EXERCISE BRIEF:
Look for the string "Вычисление" in every line, and copy each line that has it.

Dataset records
#####

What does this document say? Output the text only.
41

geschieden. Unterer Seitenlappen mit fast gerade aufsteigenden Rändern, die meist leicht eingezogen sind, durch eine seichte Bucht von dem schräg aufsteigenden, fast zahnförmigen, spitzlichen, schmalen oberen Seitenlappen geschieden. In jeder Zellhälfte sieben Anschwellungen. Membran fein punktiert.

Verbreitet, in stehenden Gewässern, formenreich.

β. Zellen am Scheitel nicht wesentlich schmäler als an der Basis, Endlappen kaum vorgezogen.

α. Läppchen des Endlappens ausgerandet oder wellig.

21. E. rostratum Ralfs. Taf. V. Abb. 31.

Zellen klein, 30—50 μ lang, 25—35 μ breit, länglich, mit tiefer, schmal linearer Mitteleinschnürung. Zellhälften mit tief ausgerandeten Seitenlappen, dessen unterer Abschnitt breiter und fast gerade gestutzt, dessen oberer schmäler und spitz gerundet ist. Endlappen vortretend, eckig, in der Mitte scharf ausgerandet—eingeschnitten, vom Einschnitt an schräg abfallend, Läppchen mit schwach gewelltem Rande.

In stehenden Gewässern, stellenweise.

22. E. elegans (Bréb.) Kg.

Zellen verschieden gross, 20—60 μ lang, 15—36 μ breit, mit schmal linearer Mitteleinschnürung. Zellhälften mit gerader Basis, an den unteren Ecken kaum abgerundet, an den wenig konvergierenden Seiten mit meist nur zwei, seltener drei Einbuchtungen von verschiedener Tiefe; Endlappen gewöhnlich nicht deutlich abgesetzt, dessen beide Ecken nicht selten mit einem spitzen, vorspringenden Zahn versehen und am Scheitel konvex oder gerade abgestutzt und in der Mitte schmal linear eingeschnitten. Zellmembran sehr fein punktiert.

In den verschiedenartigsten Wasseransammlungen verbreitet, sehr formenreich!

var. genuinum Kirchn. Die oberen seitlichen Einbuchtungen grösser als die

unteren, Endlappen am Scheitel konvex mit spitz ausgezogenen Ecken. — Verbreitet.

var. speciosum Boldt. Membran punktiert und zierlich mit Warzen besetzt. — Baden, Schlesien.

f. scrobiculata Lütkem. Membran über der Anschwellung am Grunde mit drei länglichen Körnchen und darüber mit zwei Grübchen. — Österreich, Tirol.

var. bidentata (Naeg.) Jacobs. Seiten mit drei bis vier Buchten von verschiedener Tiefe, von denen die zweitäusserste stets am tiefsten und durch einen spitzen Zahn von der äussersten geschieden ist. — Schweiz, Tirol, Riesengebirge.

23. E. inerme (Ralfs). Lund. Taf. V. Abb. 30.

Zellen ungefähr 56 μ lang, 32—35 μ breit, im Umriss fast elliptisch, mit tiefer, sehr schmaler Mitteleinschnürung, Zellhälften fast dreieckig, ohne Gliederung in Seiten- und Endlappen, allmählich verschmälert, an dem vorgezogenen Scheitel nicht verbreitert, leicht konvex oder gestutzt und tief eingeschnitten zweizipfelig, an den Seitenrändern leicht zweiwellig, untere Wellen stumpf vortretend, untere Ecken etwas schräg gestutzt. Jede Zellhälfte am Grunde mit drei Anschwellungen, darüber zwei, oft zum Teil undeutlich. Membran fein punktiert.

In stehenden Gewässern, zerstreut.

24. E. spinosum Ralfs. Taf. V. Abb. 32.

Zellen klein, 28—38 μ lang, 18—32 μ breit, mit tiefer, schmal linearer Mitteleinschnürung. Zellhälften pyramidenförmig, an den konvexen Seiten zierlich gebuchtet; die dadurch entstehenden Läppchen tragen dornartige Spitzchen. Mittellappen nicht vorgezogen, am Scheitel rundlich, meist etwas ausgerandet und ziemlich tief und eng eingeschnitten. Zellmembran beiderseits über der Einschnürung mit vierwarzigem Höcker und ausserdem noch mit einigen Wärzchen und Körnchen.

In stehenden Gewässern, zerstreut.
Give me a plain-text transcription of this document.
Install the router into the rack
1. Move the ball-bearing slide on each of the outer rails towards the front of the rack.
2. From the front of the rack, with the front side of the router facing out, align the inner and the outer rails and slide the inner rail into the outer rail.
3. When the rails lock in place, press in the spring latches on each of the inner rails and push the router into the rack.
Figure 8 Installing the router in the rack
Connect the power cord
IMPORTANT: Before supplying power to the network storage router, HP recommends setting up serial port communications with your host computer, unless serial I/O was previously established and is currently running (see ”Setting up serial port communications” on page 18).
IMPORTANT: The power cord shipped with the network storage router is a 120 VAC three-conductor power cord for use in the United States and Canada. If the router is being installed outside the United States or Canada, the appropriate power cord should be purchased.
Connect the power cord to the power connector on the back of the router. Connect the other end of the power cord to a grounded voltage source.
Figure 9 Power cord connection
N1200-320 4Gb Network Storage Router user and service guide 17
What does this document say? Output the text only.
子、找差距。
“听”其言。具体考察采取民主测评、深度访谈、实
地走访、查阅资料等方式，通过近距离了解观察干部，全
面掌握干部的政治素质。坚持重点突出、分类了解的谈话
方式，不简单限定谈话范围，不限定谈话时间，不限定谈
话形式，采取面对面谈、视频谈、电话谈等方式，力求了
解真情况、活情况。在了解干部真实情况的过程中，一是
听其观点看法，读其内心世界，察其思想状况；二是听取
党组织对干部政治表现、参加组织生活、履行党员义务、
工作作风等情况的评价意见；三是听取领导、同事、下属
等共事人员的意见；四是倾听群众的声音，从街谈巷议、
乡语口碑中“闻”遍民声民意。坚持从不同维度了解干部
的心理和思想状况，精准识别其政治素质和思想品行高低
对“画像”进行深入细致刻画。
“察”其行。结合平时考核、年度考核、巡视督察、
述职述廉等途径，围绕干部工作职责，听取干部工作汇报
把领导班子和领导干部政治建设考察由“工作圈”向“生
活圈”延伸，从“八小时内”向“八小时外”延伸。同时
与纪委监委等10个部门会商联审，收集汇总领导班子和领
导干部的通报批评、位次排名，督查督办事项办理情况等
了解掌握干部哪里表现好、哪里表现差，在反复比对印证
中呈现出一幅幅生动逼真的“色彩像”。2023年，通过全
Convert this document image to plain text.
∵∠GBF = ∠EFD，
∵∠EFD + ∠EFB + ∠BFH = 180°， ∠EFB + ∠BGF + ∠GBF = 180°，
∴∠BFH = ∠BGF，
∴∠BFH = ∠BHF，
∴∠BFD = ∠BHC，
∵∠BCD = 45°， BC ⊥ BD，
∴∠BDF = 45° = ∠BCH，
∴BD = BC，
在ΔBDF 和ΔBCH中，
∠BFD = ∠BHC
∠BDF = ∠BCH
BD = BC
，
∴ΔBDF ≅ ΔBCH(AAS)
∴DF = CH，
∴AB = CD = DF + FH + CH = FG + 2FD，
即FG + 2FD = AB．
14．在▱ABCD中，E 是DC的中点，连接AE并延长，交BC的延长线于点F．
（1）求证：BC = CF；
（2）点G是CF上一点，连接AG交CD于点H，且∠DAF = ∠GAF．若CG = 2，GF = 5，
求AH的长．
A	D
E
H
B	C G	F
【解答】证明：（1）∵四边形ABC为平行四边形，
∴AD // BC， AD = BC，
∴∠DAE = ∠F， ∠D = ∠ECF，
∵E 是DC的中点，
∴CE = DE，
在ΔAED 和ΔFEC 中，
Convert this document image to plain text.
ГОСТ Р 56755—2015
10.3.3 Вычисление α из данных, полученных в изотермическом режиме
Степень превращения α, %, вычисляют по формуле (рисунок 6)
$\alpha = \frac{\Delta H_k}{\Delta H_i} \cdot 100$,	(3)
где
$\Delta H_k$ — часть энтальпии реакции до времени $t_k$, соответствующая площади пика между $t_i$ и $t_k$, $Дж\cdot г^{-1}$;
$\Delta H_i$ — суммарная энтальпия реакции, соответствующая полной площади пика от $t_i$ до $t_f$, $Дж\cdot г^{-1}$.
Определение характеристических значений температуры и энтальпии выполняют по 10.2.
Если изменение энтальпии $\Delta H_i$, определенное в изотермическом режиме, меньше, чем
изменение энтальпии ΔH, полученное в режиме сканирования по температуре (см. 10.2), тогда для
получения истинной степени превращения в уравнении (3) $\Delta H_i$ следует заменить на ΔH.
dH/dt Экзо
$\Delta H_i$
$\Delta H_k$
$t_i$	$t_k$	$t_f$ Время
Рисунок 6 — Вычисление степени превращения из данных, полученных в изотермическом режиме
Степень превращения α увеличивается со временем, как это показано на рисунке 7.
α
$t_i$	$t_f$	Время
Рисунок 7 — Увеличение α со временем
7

#####

RESPONSE TO THIS TASK:
10.3.3 Вычисление α из данных, полученных в изотермическом режиме
Рисунок 6 — Вычисление степени превращения из данных, полученных в изотермическом режиме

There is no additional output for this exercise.